══ Data supplied ══

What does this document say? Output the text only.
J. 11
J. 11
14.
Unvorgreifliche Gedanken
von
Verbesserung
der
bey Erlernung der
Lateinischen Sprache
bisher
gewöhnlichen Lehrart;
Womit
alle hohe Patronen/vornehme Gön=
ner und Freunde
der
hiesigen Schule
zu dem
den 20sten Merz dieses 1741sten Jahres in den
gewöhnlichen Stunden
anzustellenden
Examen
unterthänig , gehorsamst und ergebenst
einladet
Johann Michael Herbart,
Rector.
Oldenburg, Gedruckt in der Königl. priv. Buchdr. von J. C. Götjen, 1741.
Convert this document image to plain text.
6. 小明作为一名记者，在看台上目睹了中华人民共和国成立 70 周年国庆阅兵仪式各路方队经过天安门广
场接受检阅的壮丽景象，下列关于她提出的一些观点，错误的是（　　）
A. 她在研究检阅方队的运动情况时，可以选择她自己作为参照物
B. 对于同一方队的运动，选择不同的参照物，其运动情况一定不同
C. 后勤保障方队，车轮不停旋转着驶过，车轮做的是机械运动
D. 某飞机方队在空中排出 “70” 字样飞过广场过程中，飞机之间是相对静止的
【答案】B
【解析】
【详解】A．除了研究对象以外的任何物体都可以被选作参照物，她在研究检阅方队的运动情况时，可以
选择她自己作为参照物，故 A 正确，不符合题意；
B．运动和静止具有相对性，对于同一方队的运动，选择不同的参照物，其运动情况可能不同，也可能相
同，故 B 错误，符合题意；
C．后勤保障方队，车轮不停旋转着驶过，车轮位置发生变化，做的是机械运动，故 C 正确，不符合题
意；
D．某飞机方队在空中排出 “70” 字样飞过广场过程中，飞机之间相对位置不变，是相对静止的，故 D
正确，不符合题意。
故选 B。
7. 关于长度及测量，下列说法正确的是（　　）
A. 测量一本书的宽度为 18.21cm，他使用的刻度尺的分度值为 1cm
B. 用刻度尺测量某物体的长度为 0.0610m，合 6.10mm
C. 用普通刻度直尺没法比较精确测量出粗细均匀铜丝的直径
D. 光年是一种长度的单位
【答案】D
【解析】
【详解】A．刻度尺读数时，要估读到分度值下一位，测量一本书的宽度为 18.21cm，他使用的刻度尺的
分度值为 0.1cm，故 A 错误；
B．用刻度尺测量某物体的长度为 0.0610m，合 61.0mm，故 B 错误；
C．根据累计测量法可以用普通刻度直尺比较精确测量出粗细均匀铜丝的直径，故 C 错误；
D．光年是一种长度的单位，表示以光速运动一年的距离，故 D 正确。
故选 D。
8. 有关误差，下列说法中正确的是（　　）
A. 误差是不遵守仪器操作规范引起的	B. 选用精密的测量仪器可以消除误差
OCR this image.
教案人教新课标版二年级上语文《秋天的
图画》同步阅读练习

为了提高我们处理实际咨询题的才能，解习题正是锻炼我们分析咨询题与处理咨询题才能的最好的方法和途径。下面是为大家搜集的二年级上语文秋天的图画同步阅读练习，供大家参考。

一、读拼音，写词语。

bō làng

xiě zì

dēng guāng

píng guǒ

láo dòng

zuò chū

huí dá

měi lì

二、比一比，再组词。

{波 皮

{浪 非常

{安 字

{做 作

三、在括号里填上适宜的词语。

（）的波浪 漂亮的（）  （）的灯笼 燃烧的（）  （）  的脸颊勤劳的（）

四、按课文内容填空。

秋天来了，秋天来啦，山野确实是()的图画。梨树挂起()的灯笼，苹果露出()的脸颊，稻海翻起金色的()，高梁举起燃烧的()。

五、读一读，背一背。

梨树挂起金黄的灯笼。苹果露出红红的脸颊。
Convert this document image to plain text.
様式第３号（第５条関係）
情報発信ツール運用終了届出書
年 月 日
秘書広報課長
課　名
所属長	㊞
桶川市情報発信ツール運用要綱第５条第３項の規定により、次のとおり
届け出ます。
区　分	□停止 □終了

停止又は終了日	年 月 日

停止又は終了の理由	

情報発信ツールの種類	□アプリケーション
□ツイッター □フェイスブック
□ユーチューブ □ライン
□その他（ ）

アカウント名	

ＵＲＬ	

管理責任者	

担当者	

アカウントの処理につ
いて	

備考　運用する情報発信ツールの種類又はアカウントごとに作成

═══

Write out every line of the listing that holds the word "字样飞过广场过程中".

D. 某飞机方队在空中排出 “70” 字样飞过广场过程中，飞机之间是相对静止的
D．某飞机方队在空中排出 “70” 字样飞过广场过程中，飞机之间相对位置不变，是相对静止的，故 D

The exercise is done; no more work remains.